##### Wybrany fragment #####
Trzecia liga w sezonie 2015/16 to morderczy maraton o utrzymanie się w lidze oraz o miejsce w barażach o awans. W gr. pomorsko - zachodniej o utrzymaniu decydowała tzw. mała tabelka pomiędzy trzema zespołami, z których najgorszy bilans miała Drawa Drawsko Pomorskie co oznaczało dla niej spadek. Miejsca zabraknie również dla rezerw Arki i Lechii, gdzie zapowiedziano już likwidację drugiego zespołu. Sprawa pierwszego miejsca rozstrzygnęła się w praktyce w przedostatniej kolejce, gdy prowadzący GKS Przodkowo zaledwie zremisował w Drawsku 0:0, a druga Vineta Wolin ograła w Szczecinie Pogoń II 1:0 obejmując fotel lidera. Wyspiarze z Wolina w ciągu sezonu nie przegrali na wyjeździe (!!!), a korona króla strzelców przypadła ich napastnikowi Adamowi Nagórskiemu z 26 golami.
#####
[Treść polecenia a] Zamień wszystkie wiersze z zestawu adnotacji podanego poniżej na listę JSON złożoną z ciągów znaków, po jednym ciągu na każdy wiersz. Puste wiersze pomiń.
##### Materiał do zadania #####
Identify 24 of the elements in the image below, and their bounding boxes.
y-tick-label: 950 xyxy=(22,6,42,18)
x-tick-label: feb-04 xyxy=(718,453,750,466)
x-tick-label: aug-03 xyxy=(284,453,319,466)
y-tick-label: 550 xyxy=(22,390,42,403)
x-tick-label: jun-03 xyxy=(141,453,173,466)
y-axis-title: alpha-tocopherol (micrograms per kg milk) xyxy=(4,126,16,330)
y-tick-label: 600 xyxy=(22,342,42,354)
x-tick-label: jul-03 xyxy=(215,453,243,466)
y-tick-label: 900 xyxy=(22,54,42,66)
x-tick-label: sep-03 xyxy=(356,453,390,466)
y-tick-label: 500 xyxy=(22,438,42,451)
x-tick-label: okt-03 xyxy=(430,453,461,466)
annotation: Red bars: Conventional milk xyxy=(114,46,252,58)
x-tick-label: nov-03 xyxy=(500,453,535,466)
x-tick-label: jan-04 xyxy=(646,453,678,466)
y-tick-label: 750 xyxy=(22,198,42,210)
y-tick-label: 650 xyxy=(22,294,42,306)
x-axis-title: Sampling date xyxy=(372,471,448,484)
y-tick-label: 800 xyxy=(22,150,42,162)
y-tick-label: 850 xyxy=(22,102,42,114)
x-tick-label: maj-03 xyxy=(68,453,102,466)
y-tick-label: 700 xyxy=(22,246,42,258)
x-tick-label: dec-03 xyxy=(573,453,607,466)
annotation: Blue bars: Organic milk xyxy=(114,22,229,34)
#####
[Treść polecenia b] Wypisz, proszę, cały fragment o trzeciej lidze bez żadnych zmian.

[Poprawny wynik a]
[
  "Identify 24 of the elements in the image below, and their bounding boxes.",
  "y-tick-label: 950 xyxy=(22,6,42,18)",
  "x-tick-label: feb-04 xyxy=(718,453,750,466)",
  "x-tick-label: aug-03 xyxy=(284,453,319,466)",
  "y-tick-label: 550 xyxy=(22,390,42,403)",
  "x-tick-label: jun-03 xyxy=(141,453,173,466)",
  "y-axis-title: alpha-tocopherol (micrograms per kg milk) xyxy=(4,126,16,330)",
  "y-tick-label: 600 xyxy=(22,342,42,354)",
  "x-tick-label: jul-03 xyxy=(215,453,243,466)",
  "y-tick-label: 900 xyxy=(22,54,42,66)",
  "x-tick-label: sep-03 xyxy=(356,453,390,466)",
  "y-tick-label: 500 xyxy=(22,438,42,451)",
  "x-tick-label: okt-03 xyxy=(430,453,461,466)",
  "annotation: Red bars: Conventional milk xyxy=(114,46,252,58)",
  "x-tick-label: nov-03 xyxy=(500,453,535,466)",
  "x-tick-label: jan-04 xyxy=(646,453,678,466)",
  "y-tick-label: 750 xyxy=(22,198,42,210)",
  "y-tick-label: 650 xyxy=(22,294,42,306)",
  "x-axis-title: Sampling date xyxy=(372,471,448,484)",
  "y-tick-label: 800 xyxy=(22,150,42,162)",
  "y-tick-label: 850 xyxy=(22,102,42,114)",
  "x-tick-label: maj-03 xyxy=(68,453,102,466)",
  "y-tick-label: 700 xyxy=(22,246,42,258)",
  "x-tick-label: dec-03 xyxy=(573,453,607,466)",
  "annotation: Blue bars: Organic milk xyxy=(114,22,229,34)"
]

[Poprawny wynik b]
Trzecia liga w sezonie 2015/16 to morderczy maraton o utrzymanie się w lidze oraz o miejsce w barażach o awans. W gr. pomorsko - zachodniej o utrzymaniu decydowała tzw. mała tabelka pomiędzy trzema zespołami, z których najgorszy bilans miała Drawa Drawsko Pomorskie co oznaczało dla niej spadek. Miejsca zabraknie również dla rezerw Arki i Lechii, gdzie zapowiedziano już likwidację drugiego zespołu. Sprawa pierwszego miejsca rozstrzygnęła się w praktyce w przedostatniej kolejce, gdy prowadzący GKS Przodkowo zaledwie zremisował w Drawsku 0:0, a druga Vineta Wolin ograła w Szczecinie Pogoń II 1:0 obejmując fotel lidera. Wyspiarze z Wolina w ciągu sezonu nie przegrali na wyjeździe (!!!), a korona króla strzelców przypadła ich napastnikowi Adamowi Nagórskiemu z 26 golami.